## START Passage provided

Black Leopard, Red Wolf is a frustrating could’ve, would’ve, should’ve affair, although it may yet prove to be the beginning of something, writes Tymon Smith.
Black Leopard, Red Wolf
Marlon James
Hamish Hamilton, 2019
In my personal, once vivacious, now sadly less regular reading life, there are two books that mark either end of the imaginary shelf of my interests, from the beginning of the twenty-first century to 2015. On one end stands Don DeLillo’s 1997 epic magnum opus Underworld, a novel described by Michael Ondaatje as ‘an aria and a wolf whistle’ to the turbulent, late-Cold War uncertainties of the second half of the twentieth century. On the other stands Marlon James’s 2015 Man Booker Prize-winning A Brief History of Seven Killings—a bass-heavy, reggae-charged, ‘five-o’ cornerboy shout-out to an alternative history of the same century.

## END Passage provided
## START Data rows

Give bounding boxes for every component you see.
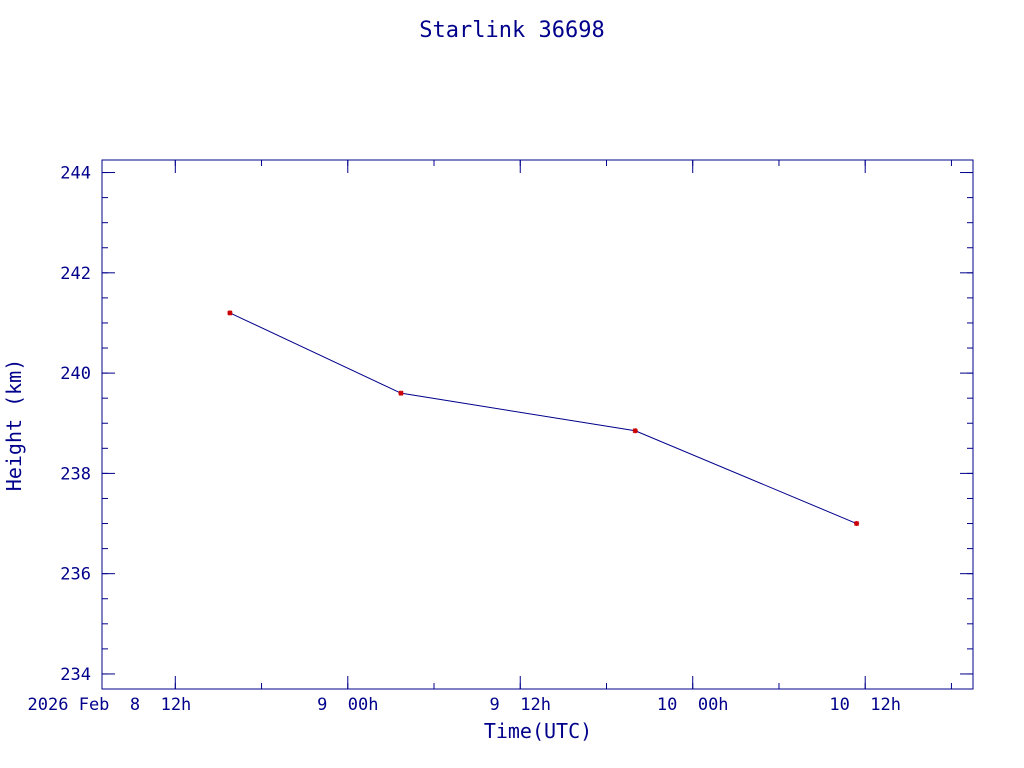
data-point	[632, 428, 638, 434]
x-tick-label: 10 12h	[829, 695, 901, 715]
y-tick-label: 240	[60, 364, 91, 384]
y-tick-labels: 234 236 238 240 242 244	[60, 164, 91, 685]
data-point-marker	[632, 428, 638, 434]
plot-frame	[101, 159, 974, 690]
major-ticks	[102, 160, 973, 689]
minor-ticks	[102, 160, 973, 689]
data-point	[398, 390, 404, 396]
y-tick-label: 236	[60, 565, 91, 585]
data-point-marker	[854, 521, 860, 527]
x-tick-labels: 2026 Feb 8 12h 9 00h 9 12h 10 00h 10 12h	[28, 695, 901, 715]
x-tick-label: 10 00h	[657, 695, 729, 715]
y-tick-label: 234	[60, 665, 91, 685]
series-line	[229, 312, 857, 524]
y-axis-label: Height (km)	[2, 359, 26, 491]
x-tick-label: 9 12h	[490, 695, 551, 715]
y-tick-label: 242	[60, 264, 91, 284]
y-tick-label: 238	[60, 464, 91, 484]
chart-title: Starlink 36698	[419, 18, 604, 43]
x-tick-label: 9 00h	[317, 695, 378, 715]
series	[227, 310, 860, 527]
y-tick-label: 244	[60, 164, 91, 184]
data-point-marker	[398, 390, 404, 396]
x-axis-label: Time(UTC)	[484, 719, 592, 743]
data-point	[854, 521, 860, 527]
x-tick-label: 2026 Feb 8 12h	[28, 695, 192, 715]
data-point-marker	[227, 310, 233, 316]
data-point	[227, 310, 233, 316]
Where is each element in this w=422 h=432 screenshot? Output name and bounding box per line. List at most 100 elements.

## END Data rows
## START Data rows

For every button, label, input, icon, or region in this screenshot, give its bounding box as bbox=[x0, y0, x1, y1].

## END Data rows

Parts of the exercise:
• 1. List the titles of every book named in the book review.
• 2. Resume the book review after its final sentence and write the paragraph that comes next.

The replies:
• 1.
- Black Leopard, Red Wolf
- Underworld
- A Brief History of Seven Killings

• 2.
Seven Killings is a periphery-focused, Joyce-infused, time-and-space-travelling, difficult, overly ambitious but ultimately brilliant literary moonwalk between the boundaries separating historical fact and its unique, witty, powerfully questioning reconfiguration of the events surrounding the attempted assassination of Bob Marley in 1976 and their aftermath. Both books provide unexpected, time- and thought-consuming templates for how to navigate the difficult and increasingly newspeak-infested divergence between the black and white, right and wrong certainties of the map of the world and the ever-shifting, fluid realities of life on the ground. DeLillo took the simple object of a ball, the object at the heart of a seminal fixture of ‘America’s favourite pastime’, and used it to track the shift from the us-and-them, commies-vs-freedom-lovers platitudes of the nineteen-fifties to the nuclear-waste-dump, second-thought-too-late regrets of the decade following the smashing of the Berlin Wall. James took a gun and the men who had used it to paint a different kind of picture of a not too dissimilar period, when gang violence, bolstered by Cold War politics, swept the streets of Kingston, Jamaica and caught the island’s most famous son in the crossfire, before Rastafarian vengeance took care of those who had tried to kill him.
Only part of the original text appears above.